▶ _Exercise set_:
1: Set down everything from "- Teachers can" down to "you can tolerate." in the passage on angry children, word for word.
2: Answer these questions from the passage on angry children:
(a) Which inappropriate behavior does the passage say to ignore?
(b) In the teacher's example, whom did the student offer to help with spelling?
(c) In the parent's example, what did the child share with a sister?

▶ _Source passage_:

Eight Tips for Angry Children

- Comment on your child’s
behavior when it is good.
- Something like, “I like the
way you handled your brother when he took your stuff.” An observant and
involved parent can find dozens of things they like about their child’s
behavior…”I like the way you come in for dinner without being reminded”;
“I appreciate your hanging up your clothes even though you were in a
hurry to get out to play”; “You were really patient while I was on the
phone”; “I’m glad you shared your snack with your sister”; “I like the
way you’re able to think of others”; and “Thank you for telling the truth
about what really happened.”
- Teachers can do the same,
offering, “I know it was difficult for you to wait your turn, and I’m
pleased that you could do it”; “Thanks for sitting in your seat quietly”;
“You were thoughtful in offering to help Johnny with his spelling”; “You
worked hard on that project, and I admire your effort.”
- Ignore inappropriate behavior
that you can tolerate.
- Nagging you while you’re on
the phone can be dealt with by praising what you liked (“Thank you for
waiting while I was talking on the phone. I’m off the phone now, so
what’s up?”) and ignoring what you don’t like (ignoring a child’s
requests while you are on the phone).

▶ _Data for review_:
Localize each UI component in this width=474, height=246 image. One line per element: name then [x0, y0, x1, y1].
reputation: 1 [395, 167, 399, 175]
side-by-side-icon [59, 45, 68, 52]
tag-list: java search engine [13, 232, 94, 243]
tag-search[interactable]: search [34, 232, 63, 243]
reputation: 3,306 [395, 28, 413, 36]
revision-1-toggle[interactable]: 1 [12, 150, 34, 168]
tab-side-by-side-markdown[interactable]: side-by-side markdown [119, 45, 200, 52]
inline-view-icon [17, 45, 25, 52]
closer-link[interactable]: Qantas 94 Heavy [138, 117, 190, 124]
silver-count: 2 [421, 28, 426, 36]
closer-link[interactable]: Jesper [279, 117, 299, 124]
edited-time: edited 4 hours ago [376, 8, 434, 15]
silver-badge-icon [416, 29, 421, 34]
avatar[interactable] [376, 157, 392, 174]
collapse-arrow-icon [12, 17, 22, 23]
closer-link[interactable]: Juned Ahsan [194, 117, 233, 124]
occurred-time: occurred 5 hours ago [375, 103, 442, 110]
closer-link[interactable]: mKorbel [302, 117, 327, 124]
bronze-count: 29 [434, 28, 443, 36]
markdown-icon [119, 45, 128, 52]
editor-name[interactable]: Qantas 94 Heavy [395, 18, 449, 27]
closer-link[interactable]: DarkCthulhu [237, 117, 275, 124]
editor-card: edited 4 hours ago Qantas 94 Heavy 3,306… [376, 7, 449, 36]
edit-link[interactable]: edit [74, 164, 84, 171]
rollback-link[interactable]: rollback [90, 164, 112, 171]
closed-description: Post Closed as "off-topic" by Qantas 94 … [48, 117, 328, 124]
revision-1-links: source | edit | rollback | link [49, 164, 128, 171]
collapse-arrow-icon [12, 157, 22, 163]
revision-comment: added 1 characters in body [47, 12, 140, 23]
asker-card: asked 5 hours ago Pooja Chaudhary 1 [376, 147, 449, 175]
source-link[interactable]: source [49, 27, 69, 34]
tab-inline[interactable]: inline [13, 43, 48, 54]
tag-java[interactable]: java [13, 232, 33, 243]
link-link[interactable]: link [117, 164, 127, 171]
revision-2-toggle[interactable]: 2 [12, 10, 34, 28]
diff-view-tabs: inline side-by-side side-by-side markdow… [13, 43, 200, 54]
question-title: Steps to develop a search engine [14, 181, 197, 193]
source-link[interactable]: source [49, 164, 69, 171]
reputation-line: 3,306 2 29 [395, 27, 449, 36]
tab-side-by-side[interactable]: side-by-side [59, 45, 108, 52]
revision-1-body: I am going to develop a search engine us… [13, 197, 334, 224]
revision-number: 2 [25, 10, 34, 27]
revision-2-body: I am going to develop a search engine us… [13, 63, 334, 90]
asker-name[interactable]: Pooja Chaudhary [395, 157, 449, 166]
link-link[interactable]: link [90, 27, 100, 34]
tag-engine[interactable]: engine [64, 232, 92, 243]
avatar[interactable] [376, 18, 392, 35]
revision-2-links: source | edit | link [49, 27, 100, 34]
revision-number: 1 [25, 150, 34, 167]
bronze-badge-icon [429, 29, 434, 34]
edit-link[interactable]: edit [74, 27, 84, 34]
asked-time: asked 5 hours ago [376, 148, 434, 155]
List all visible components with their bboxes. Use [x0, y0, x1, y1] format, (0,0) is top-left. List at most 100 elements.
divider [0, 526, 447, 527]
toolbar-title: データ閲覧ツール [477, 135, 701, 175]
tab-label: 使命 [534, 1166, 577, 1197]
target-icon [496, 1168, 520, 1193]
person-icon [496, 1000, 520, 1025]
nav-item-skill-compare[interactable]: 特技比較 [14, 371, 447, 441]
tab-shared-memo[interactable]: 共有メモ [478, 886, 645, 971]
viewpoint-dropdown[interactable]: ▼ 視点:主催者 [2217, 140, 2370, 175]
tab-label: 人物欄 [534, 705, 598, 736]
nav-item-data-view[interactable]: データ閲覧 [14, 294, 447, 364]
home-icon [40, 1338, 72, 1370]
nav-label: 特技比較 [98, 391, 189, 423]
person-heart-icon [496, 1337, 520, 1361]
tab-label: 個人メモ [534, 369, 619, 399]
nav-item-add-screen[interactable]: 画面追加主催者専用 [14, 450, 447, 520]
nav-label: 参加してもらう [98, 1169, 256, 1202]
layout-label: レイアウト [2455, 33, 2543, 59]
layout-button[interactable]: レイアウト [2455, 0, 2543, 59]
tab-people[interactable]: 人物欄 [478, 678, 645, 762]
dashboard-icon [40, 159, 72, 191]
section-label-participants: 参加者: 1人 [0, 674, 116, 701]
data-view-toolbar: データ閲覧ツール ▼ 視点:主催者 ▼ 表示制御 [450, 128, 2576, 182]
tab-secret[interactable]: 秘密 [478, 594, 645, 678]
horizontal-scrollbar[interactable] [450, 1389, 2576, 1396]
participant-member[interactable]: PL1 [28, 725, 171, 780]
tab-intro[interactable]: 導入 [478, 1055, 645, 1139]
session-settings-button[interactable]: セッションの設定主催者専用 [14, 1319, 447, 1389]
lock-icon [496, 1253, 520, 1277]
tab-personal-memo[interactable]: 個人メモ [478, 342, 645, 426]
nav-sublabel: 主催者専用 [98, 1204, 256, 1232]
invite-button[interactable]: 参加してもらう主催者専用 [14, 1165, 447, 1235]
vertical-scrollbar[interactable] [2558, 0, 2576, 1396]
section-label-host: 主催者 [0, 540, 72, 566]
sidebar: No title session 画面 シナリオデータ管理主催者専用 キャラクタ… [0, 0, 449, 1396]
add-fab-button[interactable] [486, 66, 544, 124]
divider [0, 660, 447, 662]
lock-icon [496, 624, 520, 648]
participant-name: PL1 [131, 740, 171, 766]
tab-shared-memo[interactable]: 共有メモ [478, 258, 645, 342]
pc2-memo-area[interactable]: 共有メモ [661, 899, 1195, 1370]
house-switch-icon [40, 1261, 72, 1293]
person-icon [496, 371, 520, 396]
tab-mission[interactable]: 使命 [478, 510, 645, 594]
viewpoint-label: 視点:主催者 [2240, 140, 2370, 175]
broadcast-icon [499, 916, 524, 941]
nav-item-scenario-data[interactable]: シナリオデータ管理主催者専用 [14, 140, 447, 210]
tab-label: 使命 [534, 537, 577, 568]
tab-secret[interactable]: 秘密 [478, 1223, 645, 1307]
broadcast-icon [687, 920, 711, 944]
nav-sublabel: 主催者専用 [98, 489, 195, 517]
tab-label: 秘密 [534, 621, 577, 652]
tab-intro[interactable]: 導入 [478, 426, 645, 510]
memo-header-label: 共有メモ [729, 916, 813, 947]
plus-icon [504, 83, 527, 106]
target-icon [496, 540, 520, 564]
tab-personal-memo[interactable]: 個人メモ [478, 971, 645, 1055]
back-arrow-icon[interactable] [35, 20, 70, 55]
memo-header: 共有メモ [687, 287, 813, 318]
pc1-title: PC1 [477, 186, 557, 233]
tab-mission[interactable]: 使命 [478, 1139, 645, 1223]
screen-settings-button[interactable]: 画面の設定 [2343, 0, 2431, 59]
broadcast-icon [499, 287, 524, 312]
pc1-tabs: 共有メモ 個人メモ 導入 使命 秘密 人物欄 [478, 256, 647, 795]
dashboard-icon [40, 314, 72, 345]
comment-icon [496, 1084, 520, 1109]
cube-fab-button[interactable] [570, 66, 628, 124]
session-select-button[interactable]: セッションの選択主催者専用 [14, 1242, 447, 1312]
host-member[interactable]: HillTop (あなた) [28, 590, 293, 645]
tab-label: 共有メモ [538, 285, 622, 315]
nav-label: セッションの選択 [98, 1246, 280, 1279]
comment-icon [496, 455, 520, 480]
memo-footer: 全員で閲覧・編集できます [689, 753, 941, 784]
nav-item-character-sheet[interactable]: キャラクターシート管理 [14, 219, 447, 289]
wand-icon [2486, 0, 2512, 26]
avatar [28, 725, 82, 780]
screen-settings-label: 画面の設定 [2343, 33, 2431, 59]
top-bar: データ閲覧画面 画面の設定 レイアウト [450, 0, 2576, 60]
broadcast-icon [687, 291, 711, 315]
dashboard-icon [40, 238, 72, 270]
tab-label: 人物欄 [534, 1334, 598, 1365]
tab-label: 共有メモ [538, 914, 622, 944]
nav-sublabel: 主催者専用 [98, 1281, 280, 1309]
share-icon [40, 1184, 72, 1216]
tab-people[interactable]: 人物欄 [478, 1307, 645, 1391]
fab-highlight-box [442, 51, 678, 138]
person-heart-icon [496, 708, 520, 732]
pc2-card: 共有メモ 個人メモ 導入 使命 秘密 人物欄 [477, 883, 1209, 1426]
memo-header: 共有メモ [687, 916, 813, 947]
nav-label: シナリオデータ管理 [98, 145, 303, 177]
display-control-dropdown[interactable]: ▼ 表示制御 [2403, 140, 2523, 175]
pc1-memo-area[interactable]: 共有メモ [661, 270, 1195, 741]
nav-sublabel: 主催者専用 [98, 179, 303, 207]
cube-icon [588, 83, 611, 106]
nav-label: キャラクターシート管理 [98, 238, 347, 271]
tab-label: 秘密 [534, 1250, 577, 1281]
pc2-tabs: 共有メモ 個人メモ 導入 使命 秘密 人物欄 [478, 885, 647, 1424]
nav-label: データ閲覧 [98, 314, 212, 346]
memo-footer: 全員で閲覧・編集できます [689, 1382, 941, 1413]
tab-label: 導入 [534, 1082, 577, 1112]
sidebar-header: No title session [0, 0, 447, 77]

▶ _Task solutions_:
1:
- Teachers can do the same,
offering, “I know it was difficult for you to wait your turn, and I’m
pleased that you could do it”; “Thanks for sitting in your seat quietly”;
“You were thoughtful in offering to help Johnny with his spelling”; “You
worked hard on that project, and I admire your effort.”
- Ignore inappropriate behavior
that you can tolerate.

2:
(a) Inappropriate behavior that you can tolerate.
(b) Johnny.
(c) A snack.